---- Data records

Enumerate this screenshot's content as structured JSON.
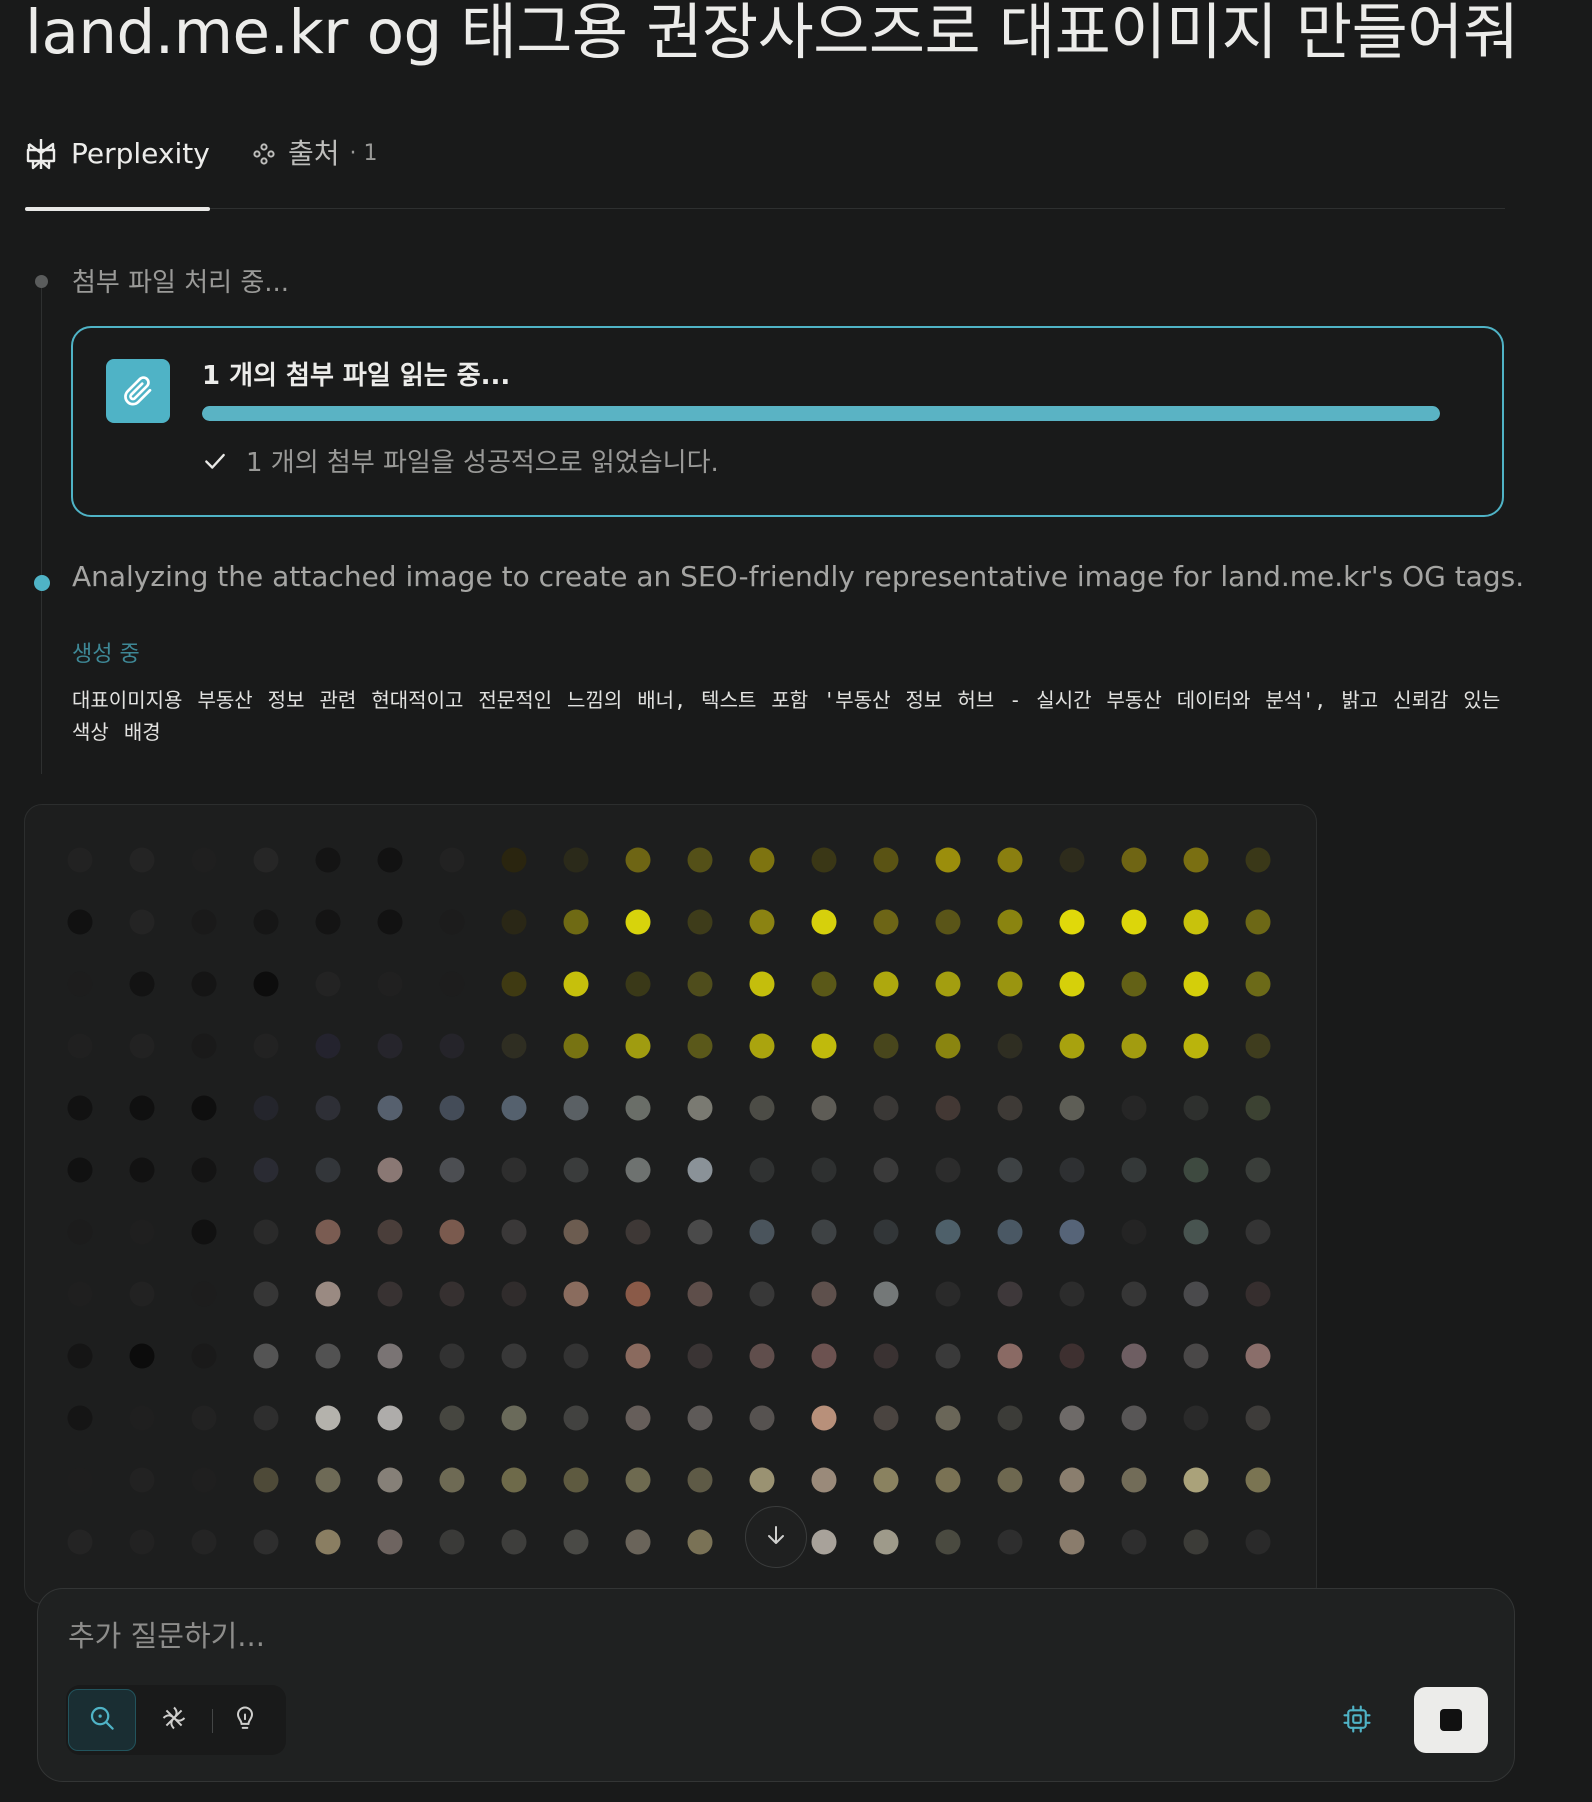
{
  "page_title": "land.me.kr og 태그용 권장사으즈로 대표이미지 만들어줘",
  "tabs": {
    "perplexity": {
      "label": "Perplexity",
      "icon": "perplexity-logo-icon"
    },
    "sources": {
      "label": "출처",
      "count": "· 1",
      "icon": "sources-icon"
    }
  },
  "steps": {
    "processing": "첨부 파일 처리 중...",
    "attachment": {
      "title": "1 개의 첨부 파일 읽는 중...",
      "progress": 1.0,
      "result": "1 개의 첨부 파일을 성공적으로 읽었습니다."
    },
    "analyzing": "Analyzing the attached image to create an SEO-friendly representative image for land.me.kr's OG tags.",
    "generating_label": "생성 중",
    "prompt": "대표이미지용 부동산 정보 관련 현대적이고 전문적인 느낌의 배너, 텍스트 포함 '부동산 정보 허브 - 실시간 부동산 데이터와 분석', 밝고 신뢰감 있는 색상 배경"
  },
  "image_preview": {
    "status": "generating",
    "dot_colors": [
      [
        "#222",
        "#242424",
        "#1f1f1f",
        "#262626",
        "#141414",
        "#121212",
        "#222",
        "#2a250f",
        "#2b2a1a",
        "#6e6514",
        "#545018",
        "#7e7410",
        "#3a3716",
        "#5a5314",
        "#9b8e0c",
        "#8a7f10",
        "#2e2c1c",
        "#6f6514",
        "#7a6f12",
        "#3a3818"
      ],
      [
        "#111",
        "#242424",
        "#1a1a1a",
        "#161616",
        "#141414",
        "#121212",
        "#1c1c1c",
        "#2a2716",
        "#6f6a14",
        "#d7d30c",
        "#3e3c1a",
        "#8b8312",
        "#d6d00c",
        "#6d6516",
        "#5a5518",
        "#8a8410",
        "#e0d90a",
        "#dcd60a",
        "#c8c20c",
        "#6d6816"
      ],
      [
        "#1d1d1d",
        "#131313",
        "#151515",
        "#0d0d0d",
        "#232323",
        "#202020",
        "#1d1d1d",
        "#3f3a12",
        "#c6c00c",
        "#3a3918",
        "#4f4d1c",
        "#c4be0c",
        "#5a5818",
        "#aea80e",
        "#a39e10",
        "#9a9510",
        "#d6d00a",
        "#636116",
        "#d4ce0a",
        "#6c6a18"
      ],
      [
        "#202020",
        "#222",
        "#1a1a1a",
        "#222",
        "#24232e",
        "#26252c",
        "#25242a",
        "#2f2e22",
        "#777312",
        "#a09c10",
        "#5a581a",
        "#aaa40e",
        "#c0ba0c",
        "#48461c",
        "#8a8510",
        "#2f2e22",
        "#a8a20e",
        "#a29c10",
        "#bab40c",
        "#3f3d1e"
      ],
      [
        "#121212",
        "#101010",
        "#0f0f0f",
        "#24252c",
        "#2e2f36",
        "#56606e",
        "#444c58",
        "#55616e",
        "#5a6064",
        "#6a6e68",
        "#7a7a72",
        "#4c4c46",
        "#5e5c56",
        "#3a3836",
        "#433834",
        "#3e3a36",
        "#5e5e56",
        "#262626",
        "#2e302e",
        "#3c4232"
      ],
      [
        "#111",
        "#121212",
        "#141414",
        "#2a2b33",
        "#33363a",
        "#8a7874",
        "#4c4e52",
        "#2e2e2e",
        "#3a3c3c",
        "#6e7270",
        "#8a9298",
        "#303232",
        "#2e3030",
        "#3a3a3a",
        "#2c2c2c",
        "#3e4244",
        "#2e3032",
        "#343838",
        "#3e4a40",
        "#3a3e3a"
      ],
      [
        "#1c1c1c",
        "#1f1f1f",
        "#111",
        "#2a2a2a",
        "#7a5c52",
        "#4a3e3a",
        "#7a5a4e",
        "#3a3838",
        "#6c5c50",
        "#3e3836",
        "#4a4a4a",
        "#4a545c",
        "#3e4244",
        "#323638",
        "#4e606a",
        "#4a5864",
        "#566478",
        "#242424",
        "#485450",
        "#343434"
      ],
      [
        "#1f1f1f",
        "#222",
        "#1d1d1d",
        "#363636",
        "#9a8a82",
        "#383232",
        "#363030",
        "#302c2c",
        "#8a6c5e",
        "#8a5a48",
        "#5e4e4a",
        "#383838",
        "#5e504c",
        "#747878",
        "#2a2a2a",
        "#3e383a",
        "#2c2c2c",
        "#363636",
        "#4a4a4c",
        "#362e2e"
      ],
      [
        "#151515",
        "#0c0c0c",
        "#1a1a1a",
        "#545454",
        "#525252",
        "#7a7474",
        "#323232",
        "#383838",
        "#333333",
        "#8a6a5e",
        "#3a3434",
        "#604e4c",
        "#6c5250",
        "#3a3232",
        "#3a3a3a",
        "#8a6a64",
        "#3e3030",
        "#6e5e62",
        "#4a4848",
        "#8a6e6a"
      ],
      [
        "#151515",
        "#1f1f1f",
        "#222",
        "#2e2e2e",
        "#b4b2ac",
        "#aeacaa",
        "#464640",
        "#6a6a5a",
        "#424240",
        "#665e5a",
        "#5e5a58",
        "#565250",
        "#b8907a",
        "#4a4440",
        "#6a6658",
        "#3c3c38",
        "#6e6a68",
        "#585656",
        "#2a2a2a",
        "#3e3c3a"
      ],
      [
        "#1e1e1e",
        "#222",
        "#1f1f1f",
        "#4e4a38",
        "#6e6a56",
        "#868078",
        "#6e6a54",
        "#6e6a4a",
        "#5e5a40",
        "#6e6a50",
        "#5e5a46",
        "#9a9272",
        "#9a8a7a",
        "#8a8260",
        "#7a7254",
        "#6e6850",
        "#8a7e6e",
        "#726c58",
        "#aaa27a",
        "#7a7452"
      ],
      [
        "#242424",
        "#222",
        "#242424",
        "#2e2e2e",
        "#8a7e62",
        "#6e6460",
        "#3a3a38",
        "#3e3e3c",
        "#4a4a46",
        "#6a645a",
        "#7a7256",
        "#2a2a2a",
        "#a8a29a",
        "#9e9a8a",
        "#4a4a40",
        "#2e2e2e",
        "#8a7c6c",
        "#2e2e2e",
        "#3c3c38",
        "#2a2a2a"
      ]
    ]
  },
  "scroll_down": {
    "icon": "arrow-down-icon"
  },
  "ask": {
    "placeholder": "추가 질문하기...",
    "modes": [
      "search-icon",
      "research-icon",
      "labs-icon"
    ],
    "model_icon": "chip-icon",
    "stop_icon": "stop-icon"
  },
  "colors": {
    "background": "#191a1a",
    "accent": "#4fb3c6",
    "text_primary": "#ececea",
    "text_muted": "#9a9a98"
  }
}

--------

(Given request): Without the pictures, print the whole listing exactly as given.

(Full solution):
Enumerate this screenshot's content as structured JSON.
{
  "page_title": "land.me.kr og 태그용 권장사으즈로 대표이미지 만들어줘",
  "tabs": {
    "perplexity": {
      "label": "Perplexity",
      "icon": "perplexity-logo-icon"
    },
    "sources": {
      "label": "출처",
      "count": "· 1",
      "icon": "sources-icon"
    }
  },
  "steps": {
    "processing": "첨부 파일 처리 중...",
    "attachment": {
      "title": "1 개의 첨부 파일 읽는 중...",
      "progress": 1.0,
      "result": "1 개의 첨부 파일을 성공적으로 읽었습니다."
    },
    "analyzing": "Analyzing the attached image to create an SEO-friendly representative image for land.me.kr's OG tags.",
    "generating_label": "생성 중",
    "prompt": "대표이미지용 부동산 정보 관련 현대적이고 전문적인 느낌의 배너, 텍스트 포함 '부동산 정보 허브 - 실시간 부동산 데이터와 분석', 밝고 신뢰감 있는 색상 배경"
  },
  "image_preview": {
    "status": "generating",
    "dot_colors": [
      [
        "#222",
        "#242424",
        "#1f1f1f",
        "#262626",
        "#141414",
        "#121212",
        "#222",
        "#2a250f",
        "#2b2a1a",
        "#6e6514",
        "#545018",
        "#7e7410",
        "#3a3716",
        "#5a5314",
        "#9b8e0c",
        "#8a7f10",
        "#2e2c1c",
        "#6f6514",
        "#7a6f12",
        "#3a3818"
      ],
      [
        "#111",
        "#242424",
        "#1a1a1a",
        "#161616",
        "#141414",
        "#121212",
        "#1c1c1c",
        "#2a2716",
        "#6f6a14",
        "#d7d30c",
        "#3e3c1a",
        "#8b8312",
        "#d6d00c",
        "#6d6516",
        "#5a5518",
        "#8a8410",
        "#e0d90a",
        "#dcd60a",
        "#c8c20c",
        "#6d6816"
      ],
      [
        "#1d1d1d",
        "#131313",
        "#151515",
        "#0d0d0d",
        "#232323",
        "#202020",
        "#1d1d1d",
        "#3f3a12",
        "#c6c00c",
        "#3a3918",
        "#4f4d1c",
        "#c4be0c",
        "#5a5818",
        "#aea80e",
        "#a39e10",
        "#9a9510",
        "#d6d00a",
        "#636116",
        "#d4ce0a",
        "#6c6a18"
      ],
      [
        "#202020",
        "#222",
        "#1a1a1a",
        "#222",
        "#24232e",
        "#26252c",
        "#25242a",
        "#2f2e22",
        "#777312",
        "#a09c10",
        "#5a581a",
        "#aaa40e",
        "#c0ba0c",
        "#48461c",
        "#8a8510",
        "#2f2e22",
        "#a8a20e",
        "#a29c10",
        "#bab40c",
        "#3f3d1e"
      ],
      [
        "#121212",
        "#101010",
        "#0f0f0f",
        "#24252c",
        "#2e2f36",
        "#56606e",
        "#444c58",
        "#55616e",
        "#5a6064",
        "#6a6e68",
        "#7a7a72",
        "#4c4c46",
        "#5e5c56",
        "#3a3836",
        "#433834",
        "#3e3a36",
        "#5e5e56",
        "#262626",
        "#2e302e",
        "#3c4232"
      ],
      [
        "#111",
        "#121212",
        "#141414",
        "#2a2b33",
        "#33363a",
        "#8a7874",
        "#4c4e52",
        "#2e2e2e",
        "#3a3c3c",
        "#6e7270",
        "#8a9298",
        "#303232",
        "#2e3030",
        "#3a3a3a",
        "#2c2c2c",
        "#3e4244",
        "#2e3032",
        "#343838",
        "#3e4a40",
        "#3a3e3a"
      ],
      [
        "#1c1c1c",
        "#1f1f1f",
        "#111",
        "#2a2a2a",
        "#7a5c52",
        "#4a3e3a",
        "#7a5a4e",
        "#3a3838",
        "#6c5c50",
        "#3e3836",
        "#4a4a4a",
        "#4a545c",
        "#3e4244",
        "#323638",
        "#4e606a",
        "#4a5864",
        "#566478",
        "#242424",
        "#485450",
        "#343434"
      ],
      [
        "#1f1f1f",
        "#222",
        "#1d1d1d",
        "#363636",
        "#9a8a82",
        "#383232",
        "#363030",
        "#302c2c",
        "#8a6c5e",
        "#8a5a48",
        "#5e4e4a",
        "#383838",
        "#5e504c",
        "#747878",
        "#2a2a2a",
        "#3e383a",
        "#2c2c2c",
        "#363636",
        "#4a4a4c",
        "#362e2e"
      ],
      [
        "#151515",
        "#0c0c0c",
        "#1a1a1a",
        "#545454",
        "#525252",
        "#7a7474",
        "#323232",
        "#383838",
        "#333333",
        "#8a6a5e",
        "#3a3434",
        "#604e4c",
        "#6c5250",
        "#3a3232",
        "#3a3a3a",
        "#8a6a64",
        "#3e3030",
        "#6e5e62",
        "#4a4848",
        "#8a6e6a"
      ],
      [
        "#151515",
        "#1f1f1f",
        "#222",
        "#2e2e2e",
        "#b4b2ac",
        "#aeacaa",
        "#464640",
        "#6a6a5a",
        "#424240",
        "#665e5a",
        "#5e5a58",
        "#565250",
        "#b8907a",
        "#4a4440",
        "#6a6658",
        "#3c3c38",
        "#6e6a68",
        "#585656",
        "#2a2a2a",
        "#3e3c3a"
      ],
      [
        "#1e1e1e",
        "#222",
        "#1f1f1f",
        "#4e4a38",
        "#6e6a56",
        "#868078",
        "#6e6a54",
        "#6e6a4a",
        "#5e5a40",
        "#6e6a50",
        "#5e5a46",
        "#9a9272",
        "#9a8a7a",
        "#8a8260",
        "#7a7254",
        "#6e6850",
        "#8a7e6e",
        "#726c58",
        "#aaa27a",
        "#7a7452"
      ],
      [
        "#242424",
        "#222",
        "#242424",
        "#2e2e2e",
        "#8a7e62",
        "#6e6460",
        "#3a3a38",
        "#3e3e3c",
        "#4a4a46",
        "#6a645a",
        "#7a7256",
        "#2a2a2a",
        "#a8a29a",
        "#9e9a8a",
        "#4a4a40",
        "#2e2e2e",
        "#8a7c6c",
        "#2e2e2e",
        "#3c3c38",
        "#2a2a2a"
      ]
    ]
  },
  "scroll_down": {
    "icon": "arrow-down-icon"
  },
  "ask": {
    "placeholder": "추가 질문하기...",
    "modes": [
      "search-icon",
      "research-icon",
      "labs-icon"
    ],
    "model_icon": "chip-icon",
    "stop_icon": "stop-icon"
  },
  "colors": {
    "background": "#191a1a",
    "accent": "#4fb3c6",
    "text_primary": "#ececea",
    "text_muted": "#9a9a98"
  }
}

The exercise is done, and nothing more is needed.